(Required work) Give only the number of lines in these records that contain the word "method".

— begin Data rows —

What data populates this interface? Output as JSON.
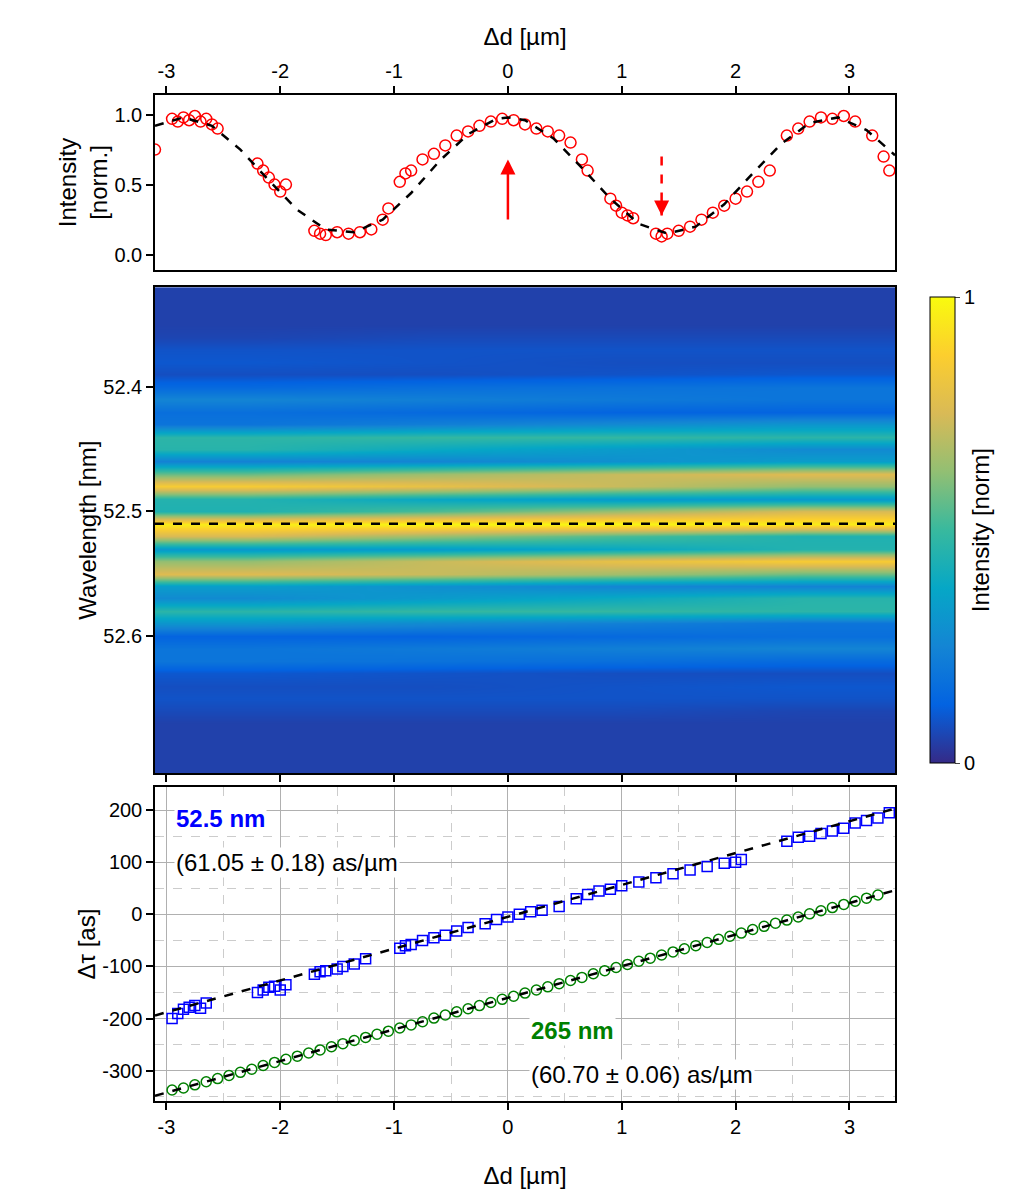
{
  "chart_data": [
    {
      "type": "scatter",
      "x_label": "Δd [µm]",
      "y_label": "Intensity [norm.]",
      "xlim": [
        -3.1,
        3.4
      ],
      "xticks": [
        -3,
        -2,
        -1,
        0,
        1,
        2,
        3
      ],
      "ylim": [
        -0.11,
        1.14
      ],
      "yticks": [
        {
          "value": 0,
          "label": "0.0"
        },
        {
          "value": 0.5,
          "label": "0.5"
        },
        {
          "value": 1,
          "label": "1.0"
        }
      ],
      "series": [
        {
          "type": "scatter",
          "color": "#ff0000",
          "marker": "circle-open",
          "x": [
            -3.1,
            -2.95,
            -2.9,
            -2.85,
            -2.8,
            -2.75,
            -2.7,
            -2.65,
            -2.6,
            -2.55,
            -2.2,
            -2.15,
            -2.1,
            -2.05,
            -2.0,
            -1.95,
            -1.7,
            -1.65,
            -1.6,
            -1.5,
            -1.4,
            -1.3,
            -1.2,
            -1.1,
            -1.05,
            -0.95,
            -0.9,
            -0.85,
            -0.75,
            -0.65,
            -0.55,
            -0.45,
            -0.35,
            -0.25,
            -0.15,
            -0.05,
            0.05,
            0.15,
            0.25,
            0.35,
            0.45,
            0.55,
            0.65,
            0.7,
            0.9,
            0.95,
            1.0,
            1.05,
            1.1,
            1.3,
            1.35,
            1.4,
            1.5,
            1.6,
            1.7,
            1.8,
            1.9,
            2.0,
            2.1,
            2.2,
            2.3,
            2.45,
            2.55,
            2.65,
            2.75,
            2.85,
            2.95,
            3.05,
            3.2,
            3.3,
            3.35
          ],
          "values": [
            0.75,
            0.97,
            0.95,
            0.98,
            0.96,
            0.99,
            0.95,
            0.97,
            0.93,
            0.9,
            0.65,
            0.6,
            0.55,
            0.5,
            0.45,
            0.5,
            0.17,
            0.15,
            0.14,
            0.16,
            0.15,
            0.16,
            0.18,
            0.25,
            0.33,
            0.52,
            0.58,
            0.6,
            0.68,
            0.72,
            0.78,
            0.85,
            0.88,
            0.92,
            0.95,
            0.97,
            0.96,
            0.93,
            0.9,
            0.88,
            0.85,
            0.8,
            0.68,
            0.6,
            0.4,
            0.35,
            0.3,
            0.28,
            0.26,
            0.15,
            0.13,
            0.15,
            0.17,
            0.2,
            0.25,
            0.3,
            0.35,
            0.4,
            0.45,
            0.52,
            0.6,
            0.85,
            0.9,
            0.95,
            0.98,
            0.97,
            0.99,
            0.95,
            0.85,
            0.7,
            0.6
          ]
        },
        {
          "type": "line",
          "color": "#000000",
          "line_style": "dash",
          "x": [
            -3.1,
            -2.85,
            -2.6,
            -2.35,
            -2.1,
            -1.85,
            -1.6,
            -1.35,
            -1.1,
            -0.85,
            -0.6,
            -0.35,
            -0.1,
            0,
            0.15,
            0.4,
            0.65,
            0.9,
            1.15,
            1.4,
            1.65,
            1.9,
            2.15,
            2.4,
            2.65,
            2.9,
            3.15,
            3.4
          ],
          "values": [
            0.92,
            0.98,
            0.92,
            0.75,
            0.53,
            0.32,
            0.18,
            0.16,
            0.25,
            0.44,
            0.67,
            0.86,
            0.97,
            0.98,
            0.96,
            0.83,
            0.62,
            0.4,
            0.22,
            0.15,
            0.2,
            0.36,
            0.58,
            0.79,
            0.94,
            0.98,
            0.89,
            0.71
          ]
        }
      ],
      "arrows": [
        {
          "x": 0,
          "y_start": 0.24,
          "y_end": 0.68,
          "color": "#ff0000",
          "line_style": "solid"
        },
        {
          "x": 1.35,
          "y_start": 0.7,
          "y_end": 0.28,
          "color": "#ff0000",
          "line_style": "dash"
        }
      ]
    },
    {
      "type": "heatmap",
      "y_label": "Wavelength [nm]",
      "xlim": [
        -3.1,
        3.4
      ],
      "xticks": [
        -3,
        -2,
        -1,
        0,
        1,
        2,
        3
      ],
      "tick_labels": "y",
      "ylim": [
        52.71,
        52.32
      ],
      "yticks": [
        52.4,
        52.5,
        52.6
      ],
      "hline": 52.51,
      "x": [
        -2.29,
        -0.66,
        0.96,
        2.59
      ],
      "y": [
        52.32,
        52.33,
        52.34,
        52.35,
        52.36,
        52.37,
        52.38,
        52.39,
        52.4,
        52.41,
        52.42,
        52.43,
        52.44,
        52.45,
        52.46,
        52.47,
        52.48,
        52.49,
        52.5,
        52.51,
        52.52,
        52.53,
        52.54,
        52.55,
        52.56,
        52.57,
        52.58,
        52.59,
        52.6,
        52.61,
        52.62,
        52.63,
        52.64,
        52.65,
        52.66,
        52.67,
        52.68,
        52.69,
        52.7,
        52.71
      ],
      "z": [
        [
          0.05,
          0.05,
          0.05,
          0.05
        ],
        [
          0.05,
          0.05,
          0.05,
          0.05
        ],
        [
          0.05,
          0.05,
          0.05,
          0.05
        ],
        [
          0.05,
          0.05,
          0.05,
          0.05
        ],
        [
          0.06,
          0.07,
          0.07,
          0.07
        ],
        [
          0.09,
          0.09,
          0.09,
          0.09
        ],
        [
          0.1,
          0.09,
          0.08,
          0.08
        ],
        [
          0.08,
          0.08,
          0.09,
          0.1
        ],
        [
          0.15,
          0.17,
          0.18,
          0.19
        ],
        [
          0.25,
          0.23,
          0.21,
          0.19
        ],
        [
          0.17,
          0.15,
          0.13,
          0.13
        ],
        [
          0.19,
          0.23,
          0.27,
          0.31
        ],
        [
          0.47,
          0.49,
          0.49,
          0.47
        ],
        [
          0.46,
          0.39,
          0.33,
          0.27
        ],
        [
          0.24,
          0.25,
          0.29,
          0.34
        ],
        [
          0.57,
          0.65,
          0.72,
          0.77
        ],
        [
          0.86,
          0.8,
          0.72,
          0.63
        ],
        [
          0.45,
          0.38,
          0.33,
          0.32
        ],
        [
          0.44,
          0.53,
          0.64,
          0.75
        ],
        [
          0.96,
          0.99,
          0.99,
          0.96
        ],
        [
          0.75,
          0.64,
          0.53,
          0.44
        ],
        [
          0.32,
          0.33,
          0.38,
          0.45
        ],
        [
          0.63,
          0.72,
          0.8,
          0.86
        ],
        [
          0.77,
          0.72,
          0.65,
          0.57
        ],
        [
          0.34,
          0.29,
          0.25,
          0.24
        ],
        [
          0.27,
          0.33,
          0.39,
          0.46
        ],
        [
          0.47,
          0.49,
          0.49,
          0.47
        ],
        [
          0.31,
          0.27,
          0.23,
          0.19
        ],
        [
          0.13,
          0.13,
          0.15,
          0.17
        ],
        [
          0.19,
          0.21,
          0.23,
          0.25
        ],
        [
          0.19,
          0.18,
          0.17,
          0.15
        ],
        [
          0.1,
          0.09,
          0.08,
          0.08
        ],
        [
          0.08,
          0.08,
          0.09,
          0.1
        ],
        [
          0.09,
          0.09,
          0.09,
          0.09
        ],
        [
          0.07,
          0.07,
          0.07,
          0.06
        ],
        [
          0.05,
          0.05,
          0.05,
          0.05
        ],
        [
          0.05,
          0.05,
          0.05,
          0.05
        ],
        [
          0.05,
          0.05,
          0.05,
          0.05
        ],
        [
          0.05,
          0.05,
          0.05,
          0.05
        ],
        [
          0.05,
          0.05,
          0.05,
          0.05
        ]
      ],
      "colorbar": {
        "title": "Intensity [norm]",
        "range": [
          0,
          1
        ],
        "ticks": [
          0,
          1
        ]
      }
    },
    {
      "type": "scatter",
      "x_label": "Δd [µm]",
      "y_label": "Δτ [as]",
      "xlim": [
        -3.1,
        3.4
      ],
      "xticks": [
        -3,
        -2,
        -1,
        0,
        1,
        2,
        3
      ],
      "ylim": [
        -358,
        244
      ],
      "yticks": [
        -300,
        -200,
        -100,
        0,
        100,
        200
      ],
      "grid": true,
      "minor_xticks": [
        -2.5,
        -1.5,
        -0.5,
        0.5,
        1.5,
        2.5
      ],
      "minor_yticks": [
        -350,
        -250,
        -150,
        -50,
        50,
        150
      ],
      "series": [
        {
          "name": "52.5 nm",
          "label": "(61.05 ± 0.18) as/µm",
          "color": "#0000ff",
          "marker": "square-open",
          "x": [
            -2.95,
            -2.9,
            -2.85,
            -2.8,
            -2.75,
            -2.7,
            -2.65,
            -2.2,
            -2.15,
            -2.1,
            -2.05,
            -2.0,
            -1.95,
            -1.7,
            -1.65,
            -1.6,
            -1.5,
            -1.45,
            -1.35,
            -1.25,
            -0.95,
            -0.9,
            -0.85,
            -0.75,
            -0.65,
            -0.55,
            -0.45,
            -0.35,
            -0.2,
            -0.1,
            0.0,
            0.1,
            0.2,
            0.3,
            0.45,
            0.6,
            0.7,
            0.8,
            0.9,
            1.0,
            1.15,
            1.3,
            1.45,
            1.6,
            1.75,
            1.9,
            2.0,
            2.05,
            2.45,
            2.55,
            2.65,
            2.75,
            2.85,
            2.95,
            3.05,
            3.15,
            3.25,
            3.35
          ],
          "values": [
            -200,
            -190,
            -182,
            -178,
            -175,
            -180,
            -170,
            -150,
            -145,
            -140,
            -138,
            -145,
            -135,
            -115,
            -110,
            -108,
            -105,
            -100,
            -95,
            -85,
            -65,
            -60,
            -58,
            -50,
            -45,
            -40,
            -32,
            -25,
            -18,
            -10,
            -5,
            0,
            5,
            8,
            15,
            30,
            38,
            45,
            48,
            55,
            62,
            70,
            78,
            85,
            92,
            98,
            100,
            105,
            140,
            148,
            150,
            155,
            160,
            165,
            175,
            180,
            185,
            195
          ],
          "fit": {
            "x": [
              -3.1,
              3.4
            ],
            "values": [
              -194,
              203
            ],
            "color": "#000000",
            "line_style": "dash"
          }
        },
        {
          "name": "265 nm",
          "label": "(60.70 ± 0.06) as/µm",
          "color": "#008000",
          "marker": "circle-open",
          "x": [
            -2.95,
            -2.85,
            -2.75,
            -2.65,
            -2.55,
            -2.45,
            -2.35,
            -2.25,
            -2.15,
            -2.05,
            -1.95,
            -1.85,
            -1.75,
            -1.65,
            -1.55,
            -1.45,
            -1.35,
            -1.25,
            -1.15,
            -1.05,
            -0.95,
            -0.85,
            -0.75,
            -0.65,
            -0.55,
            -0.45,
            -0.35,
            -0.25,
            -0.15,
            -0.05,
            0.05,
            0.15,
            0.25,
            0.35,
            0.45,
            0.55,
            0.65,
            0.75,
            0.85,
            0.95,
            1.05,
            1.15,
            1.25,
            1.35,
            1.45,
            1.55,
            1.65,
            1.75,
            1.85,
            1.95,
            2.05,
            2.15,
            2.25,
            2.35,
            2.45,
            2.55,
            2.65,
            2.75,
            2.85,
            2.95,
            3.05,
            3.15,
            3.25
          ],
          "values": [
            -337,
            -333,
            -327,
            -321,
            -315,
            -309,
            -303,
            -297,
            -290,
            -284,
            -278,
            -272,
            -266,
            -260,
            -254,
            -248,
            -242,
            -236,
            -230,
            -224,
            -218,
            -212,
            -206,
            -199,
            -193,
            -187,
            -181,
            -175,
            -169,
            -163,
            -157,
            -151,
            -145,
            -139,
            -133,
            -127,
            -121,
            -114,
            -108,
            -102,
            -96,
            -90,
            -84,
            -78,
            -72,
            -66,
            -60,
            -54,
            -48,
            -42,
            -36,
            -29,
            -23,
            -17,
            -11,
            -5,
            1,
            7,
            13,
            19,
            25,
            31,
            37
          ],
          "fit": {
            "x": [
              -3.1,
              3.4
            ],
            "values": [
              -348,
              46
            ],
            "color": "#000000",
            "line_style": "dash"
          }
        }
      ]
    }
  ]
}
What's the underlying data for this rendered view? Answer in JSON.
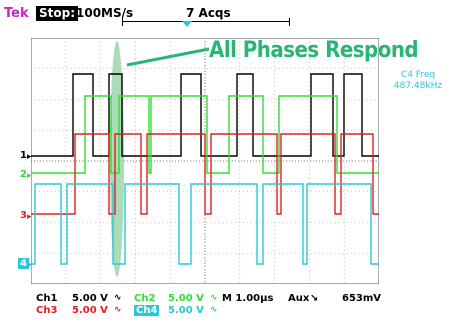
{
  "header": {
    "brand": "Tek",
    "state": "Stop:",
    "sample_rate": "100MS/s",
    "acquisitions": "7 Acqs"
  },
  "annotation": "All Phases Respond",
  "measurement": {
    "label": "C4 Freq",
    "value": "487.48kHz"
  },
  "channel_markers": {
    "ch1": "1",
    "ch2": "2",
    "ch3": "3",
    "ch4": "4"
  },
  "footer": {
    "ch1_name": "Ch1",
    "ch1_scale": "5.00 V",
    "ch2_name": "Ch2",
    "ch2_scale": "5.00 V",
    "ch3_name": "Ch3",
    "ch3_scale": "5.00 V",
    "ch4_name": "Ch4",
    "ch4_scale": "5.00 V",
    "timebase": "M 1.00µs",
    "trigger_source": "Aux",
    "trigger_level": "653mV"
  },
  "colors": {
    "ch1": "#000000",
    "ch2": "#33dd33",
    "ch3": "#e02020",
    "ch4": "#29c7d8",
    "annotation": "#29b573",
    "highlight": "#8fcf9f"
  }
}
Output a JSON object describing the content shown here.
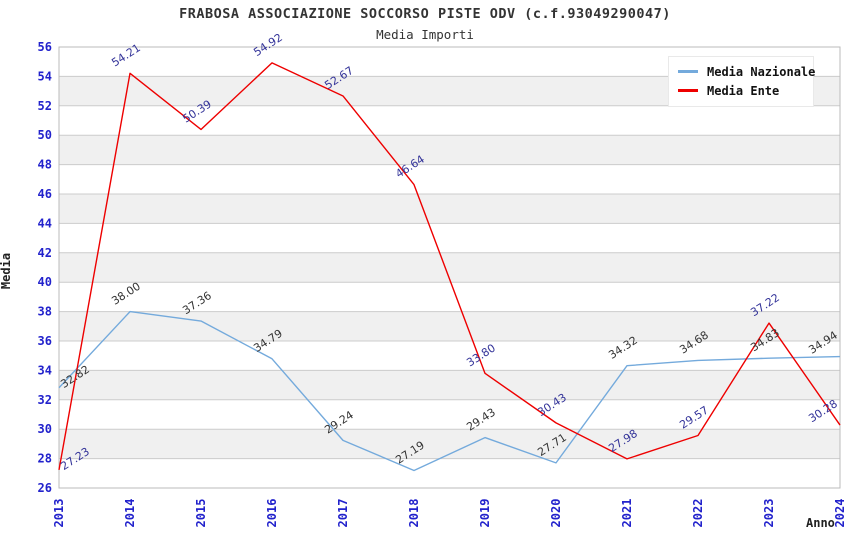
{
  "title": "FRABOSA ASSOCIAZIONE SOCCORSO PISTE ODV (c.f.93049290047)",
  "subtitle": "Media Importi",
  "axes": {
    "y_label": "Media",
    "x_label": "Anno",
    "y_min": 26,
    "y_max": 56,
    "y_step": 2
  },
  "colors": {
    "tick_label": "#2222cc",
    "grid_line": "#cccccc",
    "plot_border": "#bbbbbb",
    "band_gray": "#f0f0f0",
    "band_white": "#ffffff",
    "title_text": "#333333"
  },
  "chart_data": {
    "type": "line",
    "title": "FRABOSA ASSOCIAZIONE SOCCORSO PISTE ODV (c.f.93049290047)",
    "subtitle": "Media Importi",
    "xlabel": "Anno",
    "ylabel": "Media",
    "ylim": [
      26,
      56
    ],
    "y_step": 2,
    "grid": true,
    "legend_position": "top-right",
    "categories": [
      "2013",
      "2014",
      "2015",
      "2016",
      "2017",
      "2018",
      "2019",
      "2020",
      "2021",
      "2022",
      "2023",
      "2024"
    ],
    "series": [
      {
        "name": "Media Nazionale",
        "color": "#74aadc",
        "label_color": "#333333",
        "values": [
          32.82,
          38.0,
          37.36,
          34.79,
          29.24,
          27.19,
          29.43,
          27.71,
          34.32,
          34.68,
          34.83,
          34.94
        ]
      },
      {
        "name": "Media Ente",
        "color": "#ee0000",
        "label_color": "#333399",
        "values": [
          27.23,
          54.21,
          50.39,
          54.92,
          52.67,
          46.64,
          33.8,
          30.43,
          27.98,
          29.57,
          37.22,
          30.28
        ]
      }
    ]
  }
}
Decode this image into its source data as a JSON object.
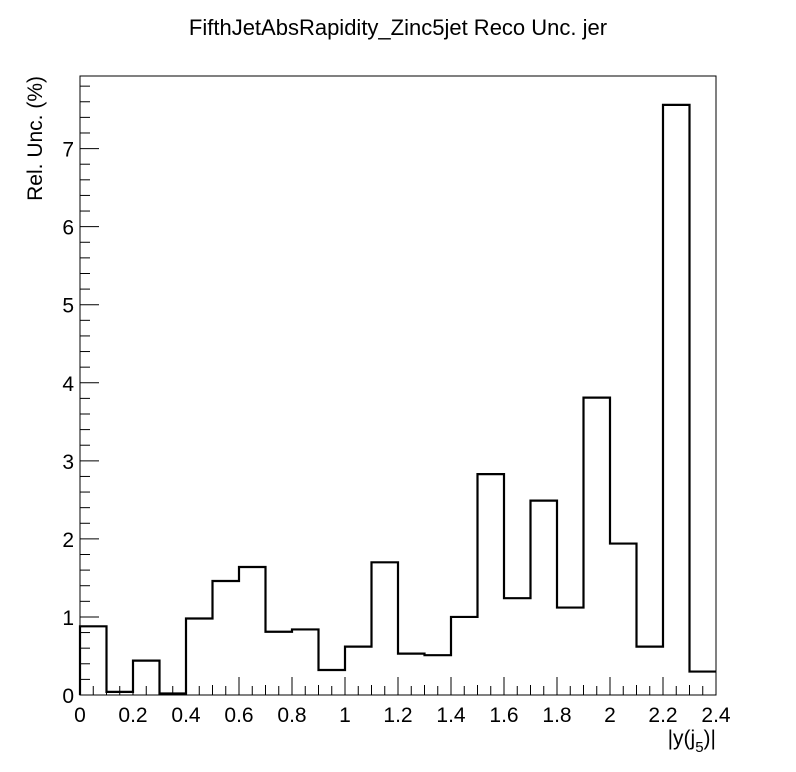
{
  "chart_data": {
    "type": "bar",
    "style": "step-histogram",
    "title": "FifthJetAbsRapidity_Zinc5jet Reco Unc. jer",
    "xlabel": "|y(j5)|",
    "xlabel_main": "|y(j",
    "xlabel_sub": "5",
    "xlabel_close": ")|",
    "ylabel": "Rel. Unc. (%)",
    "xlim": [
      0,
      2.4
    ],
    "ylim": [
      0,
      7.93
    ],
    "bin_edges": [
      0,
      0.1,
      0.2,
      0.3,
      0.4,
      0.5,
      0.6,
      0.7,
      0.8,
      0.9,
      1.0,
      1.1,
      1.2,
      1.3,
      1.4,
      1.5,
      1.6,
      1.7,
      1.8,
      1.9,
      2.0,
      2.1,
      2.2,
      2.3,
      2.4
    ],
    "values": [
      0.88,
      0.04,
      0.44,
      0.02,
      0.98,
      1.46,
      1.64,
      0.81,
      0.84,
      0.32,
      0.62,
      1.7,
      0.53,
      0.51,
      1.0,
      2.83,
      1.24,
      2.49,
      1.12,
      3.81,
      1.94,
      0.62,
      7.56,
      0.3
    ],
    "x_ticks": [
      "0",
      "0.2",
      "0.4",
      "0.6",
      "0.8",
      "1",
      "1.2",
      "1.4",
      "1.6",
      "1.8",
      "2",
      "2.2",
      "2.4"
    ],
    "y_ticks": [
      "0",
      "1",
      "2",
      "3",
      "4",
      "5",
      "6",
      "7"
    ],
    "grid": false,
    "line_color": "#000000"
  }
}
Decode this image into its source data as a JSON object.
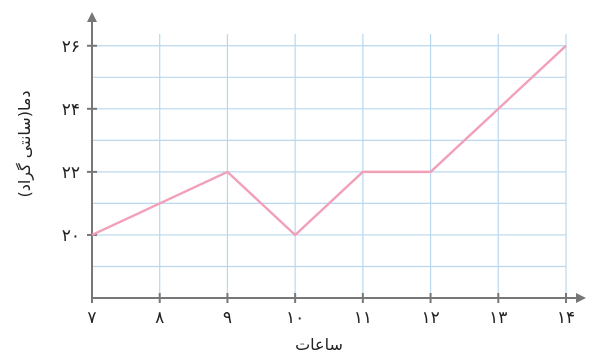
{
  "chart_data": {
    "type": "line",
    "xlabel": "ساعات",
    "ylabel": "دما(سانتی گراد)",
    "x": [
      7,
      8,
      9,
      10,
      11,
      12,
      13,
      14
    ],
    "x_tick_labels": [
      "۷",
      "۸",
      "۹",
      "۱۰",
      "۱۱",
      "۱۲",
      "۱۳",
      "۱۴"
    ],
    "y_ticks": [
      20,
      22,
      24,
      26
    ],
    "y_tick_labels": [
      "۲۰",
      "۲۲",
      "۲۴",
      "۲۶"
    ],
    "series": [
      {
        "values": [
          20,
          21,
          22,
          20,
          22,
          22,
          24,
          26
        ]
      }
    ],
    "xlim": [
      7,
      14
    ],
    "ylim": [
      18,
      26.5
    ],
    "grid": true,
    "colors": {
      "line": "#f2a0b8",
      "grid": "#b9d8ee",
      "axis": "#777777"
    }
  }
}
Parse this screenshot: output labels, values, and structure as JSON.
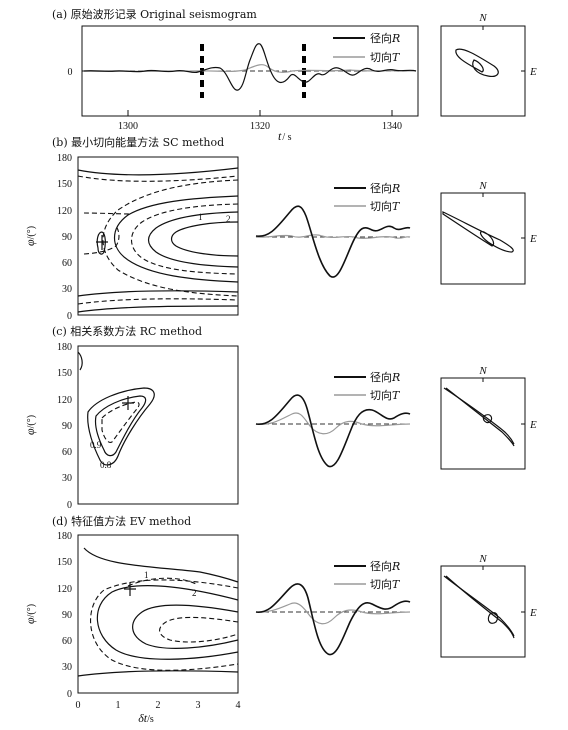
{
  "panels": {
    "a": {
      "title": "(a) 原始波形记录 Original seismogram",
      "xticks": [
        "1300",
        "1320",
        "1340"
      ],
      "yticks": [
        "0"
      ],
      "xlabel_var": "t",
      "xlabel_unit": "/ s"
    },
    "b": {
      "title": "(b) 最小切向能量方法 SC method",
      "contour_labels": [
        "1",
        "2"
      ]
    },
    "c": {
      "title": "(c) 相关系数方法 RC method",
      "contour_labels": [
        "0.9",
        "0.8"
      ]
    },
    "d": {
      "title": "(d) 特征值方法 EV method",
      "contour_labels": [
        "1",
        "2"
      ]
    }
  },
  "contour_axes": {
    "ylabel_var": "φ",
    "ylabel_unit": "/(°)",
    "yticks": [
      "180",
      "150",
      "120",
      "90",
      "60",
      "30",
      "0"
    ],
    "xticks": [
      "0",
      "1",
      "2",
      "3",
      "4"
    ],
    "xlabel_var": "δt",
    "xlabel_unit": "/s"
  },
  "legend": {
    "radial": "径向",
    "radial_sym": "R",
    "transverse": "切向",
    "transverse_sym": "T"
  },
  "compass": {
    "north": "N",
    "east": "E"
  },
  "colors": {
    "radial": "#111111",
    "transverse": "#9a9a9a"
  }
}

— end Data rows —

(Answer to this problem) 3